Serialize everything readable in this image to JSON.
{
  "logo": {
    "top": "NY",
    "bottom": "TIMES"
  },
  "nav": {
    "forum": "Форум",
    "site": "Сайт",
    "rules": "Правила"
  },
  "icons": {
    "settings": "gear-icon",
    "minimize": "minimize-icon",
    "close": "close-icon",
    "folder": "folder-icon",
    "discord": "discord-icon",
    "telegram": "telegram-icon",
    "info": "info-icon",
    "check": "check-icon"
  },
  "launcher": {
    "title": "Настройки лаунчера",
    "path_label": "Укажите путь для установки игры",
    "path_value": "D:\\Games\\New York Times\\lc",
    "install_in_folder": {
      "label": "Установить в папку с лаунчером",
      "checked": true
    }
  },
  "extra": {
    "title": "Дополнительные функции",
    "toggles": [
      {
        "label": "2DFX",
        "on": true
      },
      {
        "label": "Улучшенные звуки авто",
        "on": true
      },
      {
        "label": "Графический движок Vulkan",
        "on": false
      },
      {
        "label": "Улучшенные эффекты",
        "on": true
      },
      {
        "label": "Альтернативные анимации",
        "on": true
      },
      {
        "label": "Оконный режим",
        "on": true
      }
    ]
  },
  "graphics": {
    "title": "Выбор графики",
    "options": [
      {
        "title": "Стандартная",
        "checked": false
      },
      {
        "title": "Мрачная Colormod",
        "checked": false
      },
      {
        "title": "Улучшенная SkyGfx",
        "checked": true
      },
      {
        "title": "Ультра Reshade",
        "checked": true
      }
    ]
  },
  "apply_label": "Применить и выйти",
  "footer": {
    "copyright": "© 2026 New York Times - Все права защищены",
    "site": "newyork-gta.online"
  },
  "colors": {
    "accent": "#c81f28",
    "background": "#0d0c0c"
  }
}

··········

* **TO DO**: Restate the data above word for word, please.

* **EXERCISE RESPONSE**:
Serialize everything readable in this image to JSON.
{
  "logo": {
    "top": "NY",
    "bottom": "TIMES"
  },
  "nav": {
    "forum": "Форум",
    "site": "Сайт",
    "rules": "Правила"
  },
  "icons": {
    "settings": "gear-icon",
    "minimize": "minimize-icon",
    "close": "close-icon",
    "folder": "folder-icon",
    "discord": "discord-icon",
    "telegram": "telegram-icon",
    "info": "info-icon",
    "check": "check-icon"
  },
  "launcher": {
    "title": "Настройки лаунчера",
    "path_label": "Укажите путь для установки игры",
    "path_value": "D:\\Games\\New York Times\\lc",
    "install_in_folder": {
      "label": "Установить в папку с лаунчером",
      "checked": true
    }
  },
  "extra": {
    "title": "Дополнительные функции",
    "toggles": [
      {
        "label": "2DFX",
        "on": true
      },
      {
        "label": "Улучшенные звуки авто",
        "on": true
      },
      {
        "label": "Графический движок Vulkan",
        "on": false
      },
      {
        "label": "Улучшенные эффекты",
        "on": true
      },
      {
        "label": "Альтернативные анимации",
        "on": true
      },
      {
        "label": "Оконный режим",
        "on": true
      }
    ]
  },
  "graphics": {
    "title": "Выбор графики",
    "options": [
      {
        "title": "Стандартная",
        "checked": false
      },
      {
        "title": "Мрачная Colormod",
        "checked": false
      },
      {
        "title": "Улучшенная SkyGfx",
        "checked": true
      },
      {
        "title": "Ультра Reshade",
        "checked": true
      }
    ]
  },
  "apply_label": "Применить и выйти",
  "footer": {
    "copyright": "© 2026 New York Times - Все права защищены",
    "site": "newyork-gta.online"
  },
  "colors": {
    "accent": "#c81f28",
    "background": "#0d0c0c"
  }
}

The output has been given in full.